Count the lines in the data below that contain the word "Windows" and give only that number.

•••

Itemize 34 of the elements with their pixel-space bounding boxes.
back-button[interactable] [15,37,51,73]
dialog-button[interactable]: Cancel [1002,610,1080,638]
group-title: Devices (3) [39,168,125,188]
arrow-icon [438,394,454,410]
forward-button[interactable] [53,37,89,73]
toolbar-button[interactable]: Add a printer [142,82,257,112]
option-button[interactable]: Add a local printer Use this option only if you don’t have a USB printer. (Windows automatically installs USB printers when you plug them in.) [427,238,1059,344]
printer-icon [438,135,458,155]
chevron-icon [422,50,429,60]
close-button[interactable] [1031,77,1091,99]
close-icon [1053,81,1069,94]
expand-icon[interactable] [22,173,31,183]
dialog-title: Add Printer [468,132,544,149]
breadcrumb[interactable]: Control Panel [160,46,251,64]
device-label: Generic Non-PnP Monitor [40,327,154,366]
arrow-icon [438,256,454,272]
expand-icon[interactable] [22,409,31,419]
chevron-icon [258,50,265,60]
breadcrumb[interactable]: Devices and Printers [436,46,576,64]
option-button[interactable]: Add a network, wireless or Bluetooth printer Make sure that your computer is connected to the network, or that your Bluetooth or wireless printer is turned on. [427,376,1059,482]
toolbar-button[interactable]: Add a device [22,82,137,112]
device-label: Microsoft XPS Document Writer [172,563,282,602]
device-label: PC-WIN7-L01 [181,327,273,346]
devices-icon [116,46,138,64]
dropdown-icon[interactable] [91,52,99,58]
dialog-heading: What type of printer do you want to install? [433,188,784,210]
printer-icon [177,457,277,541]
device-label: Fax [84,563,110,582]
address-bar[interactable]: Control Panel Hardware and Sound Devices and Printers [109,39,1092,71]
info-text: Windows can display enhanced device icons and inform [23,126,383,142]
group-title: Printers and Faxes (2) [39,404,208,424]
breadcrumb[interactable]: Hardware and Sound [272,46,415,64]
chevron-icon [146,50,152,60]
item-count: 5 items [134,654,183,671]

•••

Answer to the task: 2